▸ Data lines:
= = =
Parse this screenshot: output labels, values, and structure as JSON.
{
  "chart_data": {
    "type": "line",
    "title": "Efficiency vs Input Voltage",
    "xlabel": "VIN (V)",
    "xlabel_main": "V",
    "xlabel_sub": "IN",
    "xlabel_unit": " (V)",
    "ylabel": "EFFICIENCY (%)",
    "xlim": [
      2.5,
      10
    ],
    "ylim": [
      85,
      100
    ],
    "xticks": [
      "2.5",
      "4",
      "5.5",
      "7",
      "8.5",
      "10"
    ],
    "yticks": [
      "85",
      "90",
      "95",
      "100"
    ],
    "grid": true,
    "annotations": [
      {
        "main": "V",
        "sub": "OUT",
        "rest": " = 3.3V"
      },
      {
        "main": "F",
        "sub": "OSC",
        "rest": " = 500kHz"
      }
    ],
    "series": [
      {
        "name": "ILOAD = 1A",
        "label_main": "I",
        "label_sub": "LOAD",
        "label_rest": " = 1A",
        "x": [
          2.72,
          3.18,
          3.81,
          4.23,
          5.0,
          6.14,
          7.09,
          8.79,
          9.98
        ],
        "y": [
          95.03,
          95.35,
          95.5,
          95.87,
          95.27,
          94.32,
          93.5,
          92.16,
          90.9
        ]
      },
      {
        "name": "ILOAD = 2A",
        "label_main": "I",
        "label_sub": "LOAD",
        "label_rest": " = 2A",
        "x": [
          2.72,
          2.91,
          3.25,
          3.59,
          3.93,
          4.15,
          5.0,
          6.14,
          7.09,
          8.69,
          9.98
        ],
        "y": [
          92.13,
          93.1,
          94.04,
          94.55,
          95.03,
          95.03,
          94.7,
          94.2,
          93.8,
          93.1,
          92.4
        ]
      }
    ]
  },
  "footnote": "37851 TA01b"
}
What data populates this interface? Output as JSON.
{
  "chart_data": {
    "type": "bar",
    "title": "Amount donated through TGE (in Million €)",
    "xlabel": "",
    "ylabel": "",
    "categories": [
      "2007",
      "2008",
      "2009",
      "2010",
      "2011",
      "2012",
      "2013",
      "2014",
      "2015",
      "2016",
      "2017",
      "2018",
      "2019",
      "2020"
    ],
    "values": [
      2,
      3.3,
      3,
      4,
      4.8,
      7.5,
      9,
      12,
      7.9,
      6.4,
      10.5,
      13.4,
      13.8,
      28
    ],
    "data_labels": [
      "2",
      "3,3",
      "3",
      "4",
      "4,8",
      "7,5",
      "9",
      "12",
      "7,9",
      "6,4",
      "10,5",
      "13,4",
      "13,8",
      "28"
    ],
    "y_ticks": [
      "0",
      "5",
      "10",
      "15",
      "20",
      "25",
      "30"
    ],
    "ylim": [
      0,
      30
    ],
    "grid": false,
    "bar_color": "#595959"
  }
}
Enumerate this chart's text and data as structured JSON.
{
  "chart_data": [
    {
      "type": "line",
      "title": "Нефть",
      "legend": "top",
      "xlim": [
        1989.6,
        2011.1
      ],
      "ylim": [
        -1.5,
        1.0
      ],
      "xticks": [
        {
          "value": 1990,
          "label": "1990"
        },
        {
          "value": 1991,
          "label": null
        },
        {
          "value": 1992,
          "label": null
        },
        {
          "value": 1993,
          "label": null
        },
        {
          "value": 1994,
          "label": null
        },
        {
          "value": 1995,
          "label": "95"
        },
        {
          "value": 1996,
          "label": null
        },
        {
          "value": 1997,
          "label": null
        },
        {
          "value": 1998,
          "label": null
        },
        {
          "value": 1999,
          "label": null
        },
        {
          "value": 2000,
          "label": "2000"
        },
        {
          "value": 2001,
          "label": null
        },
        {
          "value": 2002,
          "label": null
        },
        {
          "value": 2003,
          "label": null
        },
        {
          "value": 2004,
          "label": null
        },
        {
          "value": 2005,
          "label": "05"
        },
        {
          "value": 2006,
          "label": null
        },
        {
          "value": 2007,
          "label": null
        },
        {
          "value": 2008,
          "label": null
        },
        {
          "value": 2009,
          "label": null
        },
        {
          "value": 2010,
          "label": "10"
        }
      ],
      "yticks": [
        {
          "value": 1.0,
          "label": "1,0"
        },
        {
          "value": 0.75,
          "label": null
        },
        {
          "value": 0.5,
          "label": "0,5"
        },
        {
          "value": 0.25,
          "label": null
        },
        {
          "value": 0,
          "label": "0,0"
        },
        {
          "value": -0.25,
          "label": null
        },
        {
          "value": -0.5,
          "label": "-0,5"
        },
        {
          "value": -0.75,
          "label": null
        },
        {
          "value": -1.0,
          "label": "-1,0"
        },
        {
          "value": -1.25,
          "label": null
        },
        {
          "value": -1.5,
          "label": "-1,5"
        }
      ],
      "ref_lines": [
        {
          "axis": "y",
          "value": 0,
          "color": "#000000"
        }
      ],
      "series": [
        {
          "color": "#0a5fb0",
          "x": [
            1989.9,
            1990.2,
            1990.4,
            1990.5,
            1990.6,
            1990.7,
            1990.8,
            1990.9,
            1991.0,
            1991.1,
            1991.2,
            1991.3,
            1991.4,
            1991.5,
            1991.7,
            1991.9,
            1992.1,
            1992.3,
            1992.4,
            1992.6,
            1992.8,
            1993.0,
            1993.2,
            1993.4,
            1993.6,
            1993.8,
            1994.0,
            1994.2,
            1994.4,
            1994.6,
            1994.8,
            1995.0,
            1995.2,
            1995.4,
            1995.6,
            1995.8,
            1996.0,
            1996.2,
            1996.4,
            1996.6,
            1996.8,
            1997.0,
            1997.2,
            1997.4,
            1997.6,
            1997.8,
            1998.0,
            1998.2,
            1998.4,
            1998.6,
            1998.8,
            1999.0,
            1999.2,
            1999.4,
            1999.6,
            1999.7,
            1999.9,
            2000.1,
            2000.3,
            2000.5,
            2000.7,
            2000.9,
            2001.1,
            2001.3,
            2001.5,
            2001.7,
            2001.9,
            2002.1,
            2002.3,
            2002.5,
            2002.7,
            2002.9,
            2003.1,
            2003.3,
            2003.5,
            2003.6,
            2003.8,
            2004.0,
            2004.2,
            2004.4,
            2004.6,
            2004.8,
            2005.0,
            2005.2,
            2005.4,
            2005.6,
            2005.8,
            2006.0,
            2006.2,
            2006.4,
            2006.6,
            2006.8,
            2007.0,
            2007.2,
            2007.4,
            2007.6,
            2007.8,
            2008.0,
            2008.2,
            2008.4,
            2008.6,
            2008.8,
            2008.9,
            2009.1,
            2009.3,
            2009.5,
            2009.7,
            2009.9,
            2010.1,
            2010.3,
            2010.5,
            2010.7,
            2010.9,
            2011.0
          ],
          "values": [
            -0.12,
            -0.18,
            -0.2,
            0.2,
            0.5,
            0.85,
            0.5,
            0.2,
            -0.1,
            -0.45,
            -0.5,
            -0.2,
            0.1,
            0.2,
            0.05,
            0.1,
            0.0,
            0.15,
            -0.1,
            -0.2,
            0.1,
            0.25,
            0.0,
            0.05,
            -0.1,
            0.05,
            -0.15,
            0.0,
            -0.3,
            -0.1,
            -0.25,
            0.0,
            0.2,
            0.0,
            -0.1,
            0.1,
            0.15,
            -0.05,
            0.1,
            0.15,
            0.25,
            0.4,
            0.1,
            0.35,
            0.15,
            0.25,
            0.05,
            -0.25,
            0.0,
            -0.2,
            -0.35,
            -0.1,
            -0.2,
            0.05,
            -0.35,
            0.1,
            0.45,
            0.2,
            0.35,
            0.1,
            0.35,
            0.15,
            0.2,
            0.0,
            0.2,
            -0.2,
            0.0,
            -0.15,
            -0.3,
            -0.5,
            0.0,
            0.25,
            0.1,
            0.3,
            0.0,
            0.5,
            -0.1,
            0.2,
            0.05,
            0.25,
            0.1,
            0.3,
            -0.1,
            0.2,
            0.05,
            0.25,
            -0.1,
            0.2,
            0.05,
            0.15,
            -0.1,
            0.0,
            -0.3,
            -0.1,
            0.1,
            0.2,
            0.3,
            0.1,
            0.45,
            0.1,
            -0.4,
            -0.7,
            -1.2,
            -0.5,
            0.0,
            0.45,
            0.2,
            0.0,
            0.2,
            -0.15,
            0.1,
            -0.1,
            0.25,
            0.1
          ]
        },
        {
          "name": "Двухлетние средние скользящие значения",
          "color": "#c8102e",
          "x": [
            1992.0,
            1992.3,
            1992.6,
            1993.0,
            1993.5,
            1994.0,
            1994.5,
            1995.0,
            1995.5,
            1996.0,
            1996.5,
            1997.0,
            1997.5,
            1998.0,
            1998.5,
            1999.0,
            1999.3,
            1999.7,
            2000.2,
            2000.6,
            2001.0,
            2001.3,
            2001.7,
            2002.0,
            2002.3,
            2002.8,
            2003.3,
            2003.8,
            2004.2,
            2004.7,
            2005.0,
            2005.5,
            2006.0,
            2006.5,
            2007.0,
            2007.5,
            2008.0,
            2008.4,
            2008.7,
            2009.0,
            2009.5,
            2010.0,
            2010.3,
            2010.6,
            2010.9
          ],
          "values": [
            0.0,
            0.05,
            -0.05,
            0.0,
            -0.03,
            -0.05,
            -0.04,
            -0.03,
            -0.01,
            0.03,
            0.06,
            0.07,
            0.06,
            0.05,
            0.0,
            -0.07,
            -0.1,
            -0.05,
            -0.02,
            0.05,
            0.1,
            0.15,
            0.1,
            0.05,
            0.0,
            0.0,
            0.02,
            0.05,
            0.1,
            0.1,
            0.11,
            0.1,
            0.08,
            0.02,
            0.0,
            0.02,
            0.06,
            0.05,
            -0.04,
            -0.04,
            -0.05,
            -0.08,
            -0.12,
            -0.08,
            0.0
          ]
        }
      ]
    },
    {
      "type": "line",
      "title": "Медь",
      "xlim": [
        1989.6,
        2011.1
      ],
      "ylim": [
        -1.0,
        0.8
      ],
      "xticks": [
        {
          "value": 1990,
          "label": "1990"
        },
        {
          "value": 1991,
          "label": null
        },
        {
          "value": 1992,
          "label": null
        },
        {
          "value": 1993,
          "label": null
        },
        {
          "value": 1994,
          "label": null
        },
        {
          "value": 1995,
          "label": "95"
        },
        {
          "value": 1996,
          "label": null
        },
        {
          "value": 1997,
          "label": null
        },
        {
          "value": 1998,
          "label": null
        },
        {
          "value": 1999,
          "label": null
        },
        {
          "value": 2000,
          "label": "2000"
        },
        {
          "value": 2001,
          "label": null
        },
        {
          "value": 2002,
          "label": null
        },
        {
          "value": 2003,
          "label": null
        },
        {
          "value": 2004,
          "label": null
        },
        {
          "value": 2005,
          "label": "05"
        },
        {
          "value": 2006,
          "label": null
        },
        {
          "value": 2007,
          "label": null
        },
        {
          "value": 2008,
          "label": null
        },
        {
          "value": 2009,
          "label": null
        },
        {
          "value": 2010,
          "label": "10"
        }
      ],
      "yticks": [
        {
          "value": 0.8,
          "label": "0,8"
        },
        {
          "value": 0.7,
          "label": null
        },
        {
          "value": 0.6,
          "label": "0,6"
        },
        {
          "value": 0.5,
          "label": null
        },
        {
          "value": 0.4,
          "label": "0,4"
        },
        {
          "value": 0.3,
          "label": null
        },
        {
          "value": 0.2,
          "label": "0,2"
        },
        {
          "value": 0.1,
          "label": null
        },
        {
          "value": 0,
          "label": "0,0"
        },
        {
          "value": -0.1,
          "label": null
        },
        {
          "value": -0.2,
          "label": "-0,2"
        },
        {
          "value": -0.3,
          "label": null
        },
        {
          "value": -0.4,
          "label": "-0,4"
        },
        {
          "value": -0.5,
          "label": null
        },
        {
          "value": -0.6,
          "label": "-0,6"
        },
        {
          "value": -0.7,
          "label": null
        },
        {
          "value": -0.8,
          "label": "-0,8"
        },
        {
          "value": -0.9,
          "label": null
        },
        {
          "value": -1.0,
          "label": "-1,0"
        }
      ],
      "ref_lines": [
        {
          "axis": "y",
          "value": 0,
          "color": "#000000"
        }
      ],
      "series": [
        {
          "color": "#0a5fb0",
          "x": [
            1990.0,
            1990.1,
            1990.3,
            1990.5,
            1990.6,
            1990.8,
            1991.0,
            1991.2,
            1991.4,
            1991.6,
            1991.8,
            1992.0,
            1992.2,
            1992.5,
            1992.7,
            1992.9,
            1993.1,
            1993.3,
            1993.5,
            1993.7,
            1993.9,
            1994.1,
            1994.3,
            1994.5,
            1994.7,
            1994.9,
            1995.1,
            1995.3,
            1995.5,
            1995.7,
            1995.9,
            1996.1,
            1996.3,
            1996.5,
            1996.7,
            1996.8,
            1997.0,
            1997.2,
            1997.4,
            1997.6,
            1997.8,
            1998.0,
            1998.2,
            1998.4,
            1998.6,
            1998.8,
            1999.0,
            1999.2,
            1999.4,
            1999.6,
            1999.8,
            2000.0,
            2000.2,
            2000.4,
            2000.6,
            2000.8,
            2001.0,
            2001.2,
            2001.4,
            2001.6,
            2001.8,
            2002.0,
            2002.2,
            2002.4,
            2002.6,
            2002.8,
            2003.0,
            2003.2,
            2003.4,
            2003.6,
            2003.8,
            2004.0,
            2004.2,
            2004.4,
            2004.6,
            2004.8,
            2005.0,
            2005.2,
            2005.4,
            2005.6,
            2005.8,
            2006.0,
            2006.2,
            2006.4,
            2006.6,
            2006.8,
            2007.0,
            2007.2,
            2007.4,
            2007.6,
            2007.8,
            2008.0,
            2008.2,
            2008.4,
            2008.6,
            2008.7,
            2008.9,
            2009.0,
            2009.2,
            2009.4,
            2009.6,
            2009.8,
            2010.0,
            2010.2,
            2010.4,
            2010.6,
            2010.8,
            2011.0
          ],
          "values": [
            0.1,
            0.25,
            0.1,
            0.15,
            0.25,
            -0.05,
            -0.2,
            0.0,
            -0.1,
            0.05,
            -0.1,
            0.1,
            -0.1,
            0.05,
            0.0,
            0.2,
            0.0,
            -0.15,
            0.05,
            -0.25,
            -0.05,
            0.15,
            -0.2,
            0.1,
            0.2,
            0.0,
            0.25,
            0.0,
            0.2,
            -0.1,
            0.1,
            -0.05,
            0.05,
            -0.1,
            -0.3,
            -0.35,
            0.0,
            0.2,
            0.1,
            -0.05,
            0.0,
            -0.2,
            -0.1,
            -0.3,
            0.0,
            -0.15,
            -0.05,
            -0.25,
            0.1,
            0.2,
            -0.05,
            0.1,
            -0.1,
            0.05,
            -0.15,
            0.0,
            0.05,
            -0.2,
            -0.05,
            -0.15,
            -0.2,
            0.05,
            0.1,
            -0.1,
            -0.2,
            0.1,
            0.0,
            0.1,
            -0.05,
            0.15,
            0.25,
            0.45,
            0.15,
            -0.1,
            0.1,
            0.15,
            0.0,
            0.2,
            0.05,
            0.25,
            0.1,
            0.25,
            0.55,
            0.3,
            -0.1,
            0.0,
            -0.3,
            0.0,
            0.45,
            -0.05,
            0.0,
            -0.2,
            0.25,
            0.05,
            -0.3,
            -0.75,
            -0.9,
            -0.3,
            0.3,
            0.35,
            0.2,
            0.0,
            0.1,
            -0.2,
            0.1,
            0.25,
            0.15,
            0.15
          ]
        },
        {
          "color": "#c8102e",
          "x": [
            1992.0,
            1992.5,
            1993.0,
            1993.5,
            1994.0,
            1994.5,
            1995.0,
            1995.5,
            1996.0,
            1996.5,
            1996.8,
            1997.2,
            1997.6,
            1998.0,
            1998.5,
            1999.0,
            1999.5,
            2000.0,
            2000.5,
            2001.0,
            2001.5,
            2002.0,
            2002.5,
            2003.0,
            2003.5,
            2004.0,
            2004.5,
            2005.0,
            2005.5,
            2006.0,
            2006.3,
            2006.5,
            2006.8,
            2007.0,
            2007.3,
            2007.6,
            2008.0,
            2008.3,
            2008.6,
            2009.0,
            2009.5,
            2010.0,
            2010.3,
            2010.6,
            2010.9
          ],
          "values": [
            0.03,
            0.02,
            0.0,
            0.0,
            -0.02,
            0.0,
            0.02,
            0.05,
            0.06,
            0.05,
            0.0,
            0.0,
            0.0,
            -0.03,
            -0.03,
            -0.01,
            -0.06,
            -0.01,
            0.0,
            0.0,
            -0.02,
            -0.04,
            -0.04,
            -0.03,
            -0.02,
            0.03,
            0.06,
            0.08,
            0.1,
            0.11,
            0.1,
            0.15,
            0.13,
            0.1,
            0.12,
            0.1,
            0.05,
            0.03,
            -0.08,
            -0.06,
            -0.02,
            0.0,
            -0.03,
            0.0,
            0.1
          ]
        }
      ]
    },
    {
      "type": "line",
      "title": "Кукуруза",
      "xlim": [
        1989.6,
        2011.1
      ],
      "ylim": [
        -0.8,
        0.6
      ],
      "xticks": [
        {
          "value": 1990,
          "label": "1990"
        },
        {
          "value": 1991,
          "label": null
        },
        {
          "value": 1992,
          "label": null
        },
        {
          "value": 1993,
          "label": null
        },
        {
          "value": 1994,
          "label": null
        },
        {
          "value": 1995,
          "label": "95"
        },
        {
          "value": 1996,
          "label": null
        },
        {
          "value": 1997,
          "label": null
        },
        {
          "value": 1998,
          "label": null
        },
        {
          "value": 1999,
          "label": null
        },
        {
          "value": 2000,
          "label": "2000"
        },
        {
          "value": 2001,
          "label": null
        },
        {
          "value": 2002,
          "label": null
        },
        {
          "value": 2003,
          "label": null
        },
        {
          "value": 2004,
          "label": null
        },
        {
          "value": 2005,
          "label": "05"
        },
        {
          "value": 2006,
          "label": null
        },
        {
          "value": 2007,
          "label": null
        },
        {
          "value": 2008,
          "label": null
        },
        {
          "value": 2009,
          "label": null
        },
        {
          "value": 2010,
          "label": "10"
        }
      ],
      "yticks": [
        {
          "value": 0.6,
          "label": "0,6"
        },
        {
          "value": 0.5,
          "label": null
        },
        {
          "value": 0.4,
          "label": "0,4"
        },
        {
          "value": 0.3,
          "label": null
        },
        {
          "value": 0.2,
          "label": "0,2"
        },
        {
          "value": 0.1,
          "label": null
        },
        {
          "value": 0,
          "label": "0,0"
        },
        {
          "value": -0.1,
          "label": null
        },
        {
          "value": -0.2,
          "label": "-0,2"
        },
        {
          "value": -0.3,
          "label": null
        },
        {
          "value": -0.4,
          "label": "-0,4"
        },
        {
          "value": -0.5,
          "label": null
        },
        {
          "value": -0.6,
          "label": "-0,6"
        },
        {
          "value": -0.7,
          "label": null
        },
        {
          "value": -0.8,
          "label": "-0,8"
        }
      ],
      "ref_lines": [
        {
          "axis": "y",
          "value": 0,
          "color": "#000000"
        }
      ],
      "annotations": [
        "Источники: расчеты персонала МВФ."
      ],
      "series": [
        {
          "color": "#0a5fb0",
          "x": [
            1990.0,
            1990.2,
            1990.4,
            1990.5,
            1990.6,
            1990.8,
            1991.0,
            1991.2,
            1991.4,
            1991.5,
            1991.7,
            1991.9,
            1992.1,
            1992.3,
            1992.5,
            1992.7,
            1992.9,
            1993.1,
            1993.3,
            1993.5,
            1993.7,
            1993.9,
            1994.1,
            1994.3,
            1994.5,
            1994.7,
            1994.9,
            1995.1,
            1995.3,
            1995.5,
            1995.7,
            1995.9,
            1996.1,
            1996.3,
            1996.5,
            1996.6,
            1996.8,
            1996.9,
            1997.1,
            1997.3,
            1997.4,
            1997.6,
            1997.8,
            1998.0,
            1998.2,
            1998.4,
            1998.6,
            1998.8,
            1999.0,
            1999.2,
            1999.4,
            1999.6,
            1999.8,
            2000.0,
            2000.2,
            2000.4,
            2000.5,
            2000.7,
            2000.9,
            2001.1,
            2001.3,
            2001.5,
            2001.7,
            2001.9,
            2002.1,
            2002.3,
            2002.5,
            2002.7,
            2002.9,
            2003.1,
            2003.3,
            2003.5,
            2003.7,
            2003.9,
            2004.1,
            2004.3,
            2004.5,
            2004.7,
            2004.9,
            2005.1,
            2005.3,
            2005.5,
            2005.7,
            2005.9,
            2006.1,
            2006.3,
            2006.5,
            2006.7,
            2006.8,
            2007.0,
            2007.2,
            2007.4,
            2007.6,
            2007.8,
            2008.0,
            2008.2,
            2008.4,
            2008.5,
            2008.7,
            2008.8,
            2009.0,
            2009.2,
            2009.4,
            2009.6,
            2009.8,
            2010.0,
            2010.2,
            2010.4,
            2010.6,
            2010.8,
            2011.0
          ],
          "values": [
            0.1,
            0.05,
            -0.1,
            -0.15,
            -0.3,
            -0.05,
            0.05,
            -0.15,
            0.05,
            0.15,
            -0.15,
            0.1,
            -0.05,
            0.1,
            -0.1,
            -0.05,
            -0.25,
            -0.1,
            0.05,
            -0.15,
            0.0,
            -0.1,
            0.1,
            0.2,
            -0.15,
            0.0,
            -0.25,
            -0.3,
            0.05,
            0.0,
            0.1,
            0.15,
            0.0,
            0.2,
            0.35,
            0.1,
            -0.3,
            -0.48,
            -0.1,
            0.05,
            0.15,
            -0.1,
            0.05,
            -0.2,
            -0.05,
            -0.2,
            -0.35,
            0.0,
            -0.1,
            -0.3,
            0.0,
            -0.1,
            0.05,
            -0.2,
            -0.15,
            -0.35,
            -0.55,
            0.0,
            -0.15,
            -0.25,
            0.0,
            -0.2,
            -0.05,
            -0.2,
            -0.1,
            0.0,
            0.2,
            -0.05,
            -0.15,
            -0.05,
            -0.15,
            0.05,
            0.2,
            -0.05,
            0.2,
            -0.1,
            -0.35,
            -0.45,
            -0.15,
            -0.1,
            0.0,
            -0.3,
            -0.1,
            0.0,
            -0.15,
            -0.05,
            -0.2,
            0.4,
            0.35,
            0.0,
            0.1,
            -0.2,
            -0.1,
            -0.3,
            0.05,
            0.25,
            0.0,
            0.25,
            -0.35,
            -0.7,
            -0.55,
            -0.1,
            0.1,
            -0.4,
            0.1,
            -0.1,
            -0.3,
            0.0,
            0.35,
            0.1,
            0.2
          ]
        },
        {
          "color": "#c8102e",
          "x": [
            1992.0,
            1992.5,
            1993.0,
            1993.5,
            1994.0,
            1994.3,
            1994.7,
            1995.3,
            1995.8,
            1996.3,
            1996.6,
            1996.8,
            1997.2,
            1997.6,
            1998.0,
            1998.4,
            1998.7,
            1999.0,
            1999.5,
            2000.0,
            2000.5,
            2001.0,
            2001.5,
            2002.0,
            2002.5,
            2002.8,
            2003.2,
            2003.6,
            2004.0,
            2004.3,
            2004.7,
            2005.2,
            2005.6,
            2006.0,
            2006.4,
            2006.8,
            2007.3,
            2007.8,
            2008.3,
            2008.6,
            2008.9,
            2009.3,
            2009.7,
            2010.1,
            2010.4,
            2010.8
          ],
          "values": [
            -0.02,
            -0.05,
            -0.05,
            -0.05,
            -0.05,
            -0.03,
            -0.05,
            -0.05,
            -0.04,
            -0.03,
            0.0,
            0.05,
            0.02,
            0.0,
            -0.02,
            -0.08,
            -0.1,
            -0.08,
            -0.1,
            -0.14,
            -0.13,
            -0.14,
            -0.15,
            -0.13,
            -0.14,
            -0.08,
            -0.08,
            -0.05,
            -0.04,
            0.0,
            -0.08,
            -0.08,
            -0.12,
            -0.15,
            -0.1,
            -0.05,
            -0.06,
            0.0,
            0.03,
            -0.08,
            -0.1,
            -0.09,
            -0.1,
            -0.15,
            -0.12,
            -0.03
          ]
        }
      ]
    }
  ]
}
= = =
Which lines contain the word "name"? Return each of them.

        "name": "ILOAD = 1A",
        "name": "ILOAD = 2A",
          "name": "Двухлетние средние скользящие значения",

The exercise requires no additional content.